▸ **DATA FOR THIS EXERCISE**:
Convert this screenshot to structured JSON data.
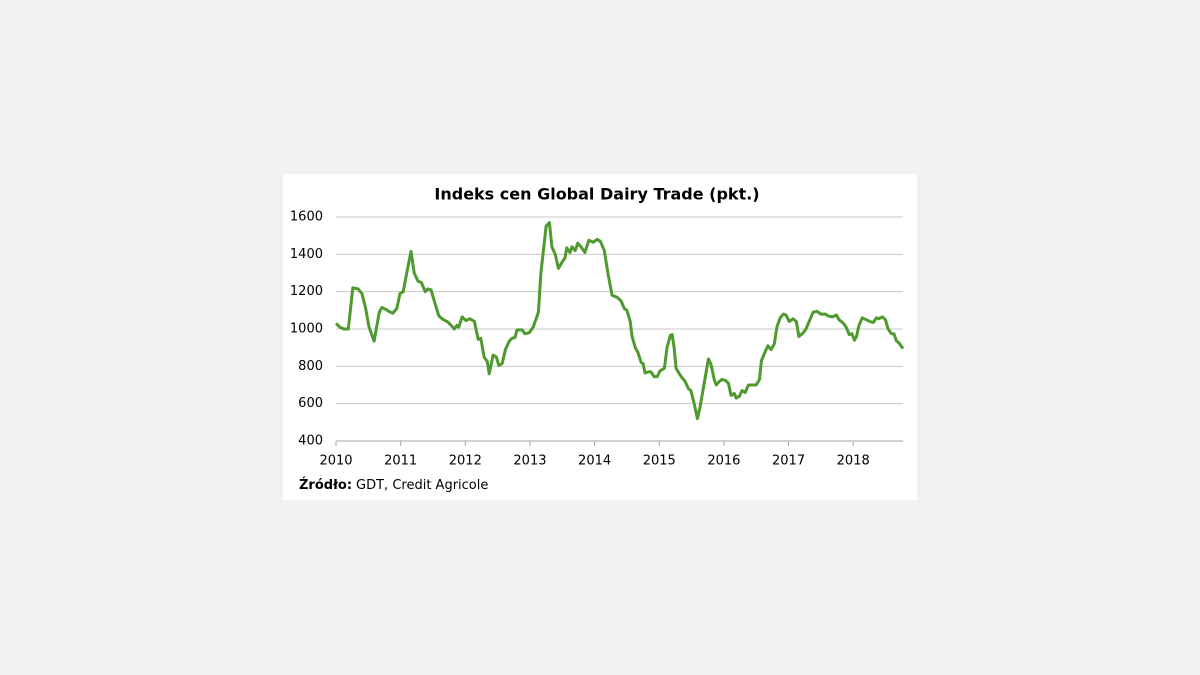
{
  "chart_data": {
    "type": "line",
    "title": "Indeks cen Global Dairy Trade (pkt.)",
    "source_label": "Źródło:",
    "source_text": "GDT, Credit Agricole",
    "xlim": [
      2010,
      2018.77
    ],
    "xticks": [
      2010,
      2011,
      2012,
      2013,
      2014,
      2015,
      2016,
      2017,
      2018
    ],
    "ylim": [
      400,
      1600
    ],
    "yticks": [
      400,
      600,
      800,
      1000,
      1200,
      1400,
      1600
    ],
    "grid": true,
    "series": [
      {
        "color": "#4e9a2f",
        "x": [
          2010.0,
          2010.06,
          2010.12,
          2010.19,
          2010.26,
          2010.34,
          2010.4,
          2010.46,
          2010.51,
          2010.59,
          2010.67,
          2010.71,
          2010.77,
          2010.84,
          2010.88,
          2010.94,
          2010.99,
          2011.04,
          2011.1,
          2011.16,
          2011.21,
          2011.27,
          2011.32,
          2011.38,
          2011.42,
          2011.47,
          2011.53,
          2011.59,
          2011.66,
          2011.72,
          2011.78,
          2011.83,
          2011.87,
          2011.9,
          2011.95,
          2012.01,
          2012.07,
          2012.14,
          2012.2,
          2012.24,
          2012.29,
          2012.34,
          2012.37,
          2012.43,
          2012.48,
          2012.52,
          2012.57,
          2012.62,
          2012.68,
          2012.72,
          2012.77,
          2012.8,
          2012.88,
          2012.92,
          2012.99,
          2013.05,
          2013.13,
          2013.17,
          2013.25,
          2013.3,
          2013.34,
          2013.39,
          2013.44,
          2013.5,
          2013.54,
          2013.57,
          2013.62,
          2013.65,
          2013.7,
          2013.74,
          2013.79,
          2013.85,
          2013.91,
          2013.98,
          2014.04,
          2014.09,
          2014.15,
          2014.21,
          2014.27,
          2014.35,
          2014.41,
          2014.46,
          2014.5,
          2014.55,
          2014.58,
          2014.63,
          2014.67,
          2014.72,
          2014.75,
          2014.78,
          2014.83,
          2014.87,
          2014.92,
          2014.97,
          2015.01,
          2015.08,
          2015.12,
          2015.17,
          2015.2,
          2015.23,
          2015.26,
          2015.31,
          2015.35,
          2015.4,
          2015.45,
          2015.49,
          2015.54,
          2015.59,
          2015.63,
          2015.69,
          2015.76,
          2015.8,
          2015.85,
          2015.88,
          2015.93,
          2015.97,
          2016.02,
          2016.07,
          2016.11,
          2016.16,
          2016.19,
          2016.24,
          2016.28,
          2016.33,
          2016.38,
          2016.44,
          2016.5,
          2016.55,
          2016.58,
          2016.64,
          2016.68,
          2016.73,
          2016.78,
          2016.82,
          2016.87,
          2016.92,
          2016.96,
          2017.01,
          2017.07,
          2017.12,
          2017.16,
          2017.23,
          2017.27,
          2017.33,
          2017.38,
          2017.44,
          2017.5,
          2017.57,
          2017.61,
          2017.68,
          2017.74,
          2017.78,
          2017.85,
          2017.89,
          2017.94,
          2017.98,
          2018.02,
          2018.05,
          2018.09,
          2018.14,
          2018.2,
          2018.26,
          2018.31,
          2018.36,
          2018.4,
          2018.45,
          2018.5,
          2018.54,
          2018.59,
          2018.63,
          2018.67,
          2018.71,
          2018.77
        ],
        "values": [
          1030,
          1010,
          1000,
          1000,
          1220,
          1215,
          1190,
          1110,
          1010,
          935,
          1090,
          1115,
          1105,
          1090,
          1085,
          1110,
          1190,
          1200,
          1310,
          1415,
          1300,
          1255,
          1250,
          1200,
          1215,
          1210,
          1140,
          1070,
          1050,
          1040,
          1020,
          1000,
          1020,
          1010,
          1065,
          1045,
          1055,
          1040,
          945,
          950,
          850,
          825,
          760,
          860,
          850,
          805,
          815,
          890,
          935,
          950,
          955,
          995,
          995,
          975,
          980,
          1010,
          1090,
          1300,
          1550,
          1570,
          1440,
          1400,
          1325,
          1360,
          1380,
          1435,
          1410,
          1440,
          1420,
          1460,
          1440,
          1410,
          1475,
          1465,
          1480,
          1470,
          1420,
          1290,
          1180,
          1170,
          1150,
          1110,
          1100,
          1040,
          960,
          900,
          875,
          820,
          815,
          765,
          770,
          770,
          745,
          745,
          775,
          790,
          900,
          965,
          970,
          900,
          790,
          760,
          740,
          720,
          680,
          670,
          600,
          520,
          580,
          700,
          840,
          810,
          730,
          700,
          720,
          730,
          725,
          710,
          645,
          655,
          630,
          640,
          670,
          660,
          700,
          700,
          700,
          730,
          830,
          880,
          910,
          890,
          920,
          1010,
          1060,
          1080,
          1075,
          1040,
          1055,
          1040,
          960,
          980,
          1000,
          1050,
          1090,
          1095,
          1080,
          1080,
          1070,
          1065,
          1075,
          1050,
          1030,
          1010,
          970,
          975,
          940,
          960,
          1020,
          1060,
          1050,
          1040,
          1035,
          1060,
          1055,
          1065,
          1050,
          1000,
          975,
          975,
          935,
          925,
          895
        ]
      }
    ]
  }
}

▸ **WHAT YOU HAVE TO DO**:
Give every record again exactly, apart from the pictures, which stay out.

▸ **FULL OUTPUT**:
Convert this screenshot to structured JSON data.
{
  "chart_data": {
    "type": "line",
    "title": "Indeks cen Global Dairy Trade (pkt.)",
    "source_label": "Źródło:",
    "source_text": "GDT, Credit Agricole",
    "xlim": [
      2010,
      2018.77
    ],
    "xticks": [
      2010,
      2011,
      2012,
      2013,
      2014,
      2015,
      2016,
      2017,
      2018
    ],
    "ylim": [
      400,
      1600
    ],
    "yticks": [
      400,
      600,
      800,
      1000,
      1200,
      1400,
      1600
    ],
    "grid": true,
    "series": [
      {
        "color": "#4e9a2f",
        "x": [
          2010.0,
          2010.06,
          2010.12,
          2010.19,
          2010.26,
          2010.34,
          2010.4,
          2010.46,
          2010.51,
          2010.59,
          2010.67,
          2010.71,
          2010.77,
          2010.84,
          2010.88,
          2010.94,
          2010.99,
          2011.04,
          2011.1,
          2011.16,
          2011.21,
          2011.27,
          2011.32,
          2011.38,
          2011.42,
          2011.47,
          2011.53,
          2011.59,
          2011.66,
          2011.72,
          2011.78,
          2011.83,
          2011.87,
          2011.9,
          2011.95,
          2012.01,
          2012.07,
          2012.14,
          2012.2,
          2012.24,
          2012.29,
          2012.34,
          2012.37,
          2012.43,
          2012.48,
          2012.52,
          2012.57,
          2012.62,
          2012.68,
          2012.72,
          2012.77,
          2012.8,
          2012.88,
          2012.92,
          2012.99,
          2013.05,
          2013.13,
          2013.17,
          2013.25,
          2013.3,
          2013.34,
          2013.39,
          2013.44,
          2013.5,
          2013.54,
          2013.57,
          2013.62,
          2013.65,
          2013.7,
          2013.74,
          2013.79,
          2013.85,
          2013.91,
          2013.98,
          2014.04,
          2014.09,
          2014.15,
          2014.21,
          2014.27,
          2014.35,
          2014.41,
          2014.46,
          2014.5,
          2014.55,
          2014.58,
          2014.63,
          2014.67,
          2014.72,
          2014.75,
          2014.78,
          2014.83,
          2014.87,
          2014.92,
          2014.97,
          2015.01,
          2015.08,
          2015.12,
          2015.17,
          2015.2,
          2015.23,
          2015.26,
          2015.31,
          2015.35,
          2015.4,
          2015.45,
          2015.49,
          2015.54,
          2015.59,
          2015.63,
          2015.69,
          2015.76,
          2015.8,
          2015.85,
          2015.88,
          2015.93,
          2015.97,
          2016.02,
          2016.07,
          2016.11,
          2016.16,
          2016.19,
          2016.24,
          2016.28,
          2016.33,
          2016.38,
          2016.44,
          2016.5,
          2016.55,
          2016.58,
          2016.64,
          2016.68,
          2016.73,
          2016.78,
          2016.82,
          2016.87,
          2016.92,
          2016.96,
          2017.01,
          2017.07,
          2017.12,
          2017.16,
          2017.23,
          2017.27,
          2017.33,
          2017.38,
          2017.44,
          2017.5,
          2017.57,
          2017.61,
          2017.68,
          2017.74,
          2017.78,
          2017.85,
          2017.89,
          2017.94,
          2017.98,
          2018.02,
          2018.05,
          2018.09,
          2018.14,
          2018.2,
          2018.26,
          2018.31,
          2018.36,
          2018.4,
          2018.45,
          2018.5,
          2018.54,
          2018.59,
          2018.63,
          2018.67,
          2018.71,
          2018.77
        ],
        "values": [
          1030,
          1010,
          1000,
          1000,
          1220,
          1215,
          1190,
          1110,
          1010,
          935,
          1090,
          1115,
          1105,
          1090,
          1085,
          1110,
          1190,
          1200,
          1310,
          1415,
          1300,
          1255,
          1250,
          1200,
          1215,
          1210,
          1140,
          1070,
          1050,
          1040,
          1020,
          1000,
          1020,
          1010,
          1065,
          1045,
          1055,
          1040,
          945,
          950,
          850,
          825,
          760,
          860,
          850,
          805,
          815,
          890,
          935,
          950,
          955,
          995,
          995,
          975,
          980,
          1010,
          1090,
          1300,
          1550,
          1570,
          1440,
          1400,
          1325,
          1360,
          1380,
          1435,
          1410,
          1440,
          1420,
          1460,
          1440,
          1410,
          1475,
          1465,
          1480,
          1470,
          1420,
          1290,
          1180,
          1170,
          1150,
          1110,
          1100,
          1040,
          960,
          900,
          875,
          820,
          815,
          765,
          770,
          770,
          745,
          745,
          775,
          790,
          900,
          965,
          970,
          900,
          790,
          760,
          740,
          720,
          680,
          670,
          600,
          520,
          580,
          700,
          840,
          810,
          730,
          700,
          720,
          730,
          725,
          710,
          645,
          655,
          630,
          640,
          670,
          660,
          700,
          700,
          700,
          730,
          830,
          880,
          910,
          890,
          920,
          1010,
          1060,
          1080,
          1075,
          1040,
          1055,
          1040,
          960,
          980,
          1000,
          1050,
          1090,
          1095,
          1080,
          1080,
          1070,
          1065,
          1075,
          1050,
          1030,
          1010,
          970,
          975,
          940,
          960,
          1020,
          1060,
          1050,
          1040,
          1035,
          1060,
          1055,
          1065,
          1050,
          1000,
          975,
          975,
          935,
          925,
          895
        ]
      }
    ]
  }
}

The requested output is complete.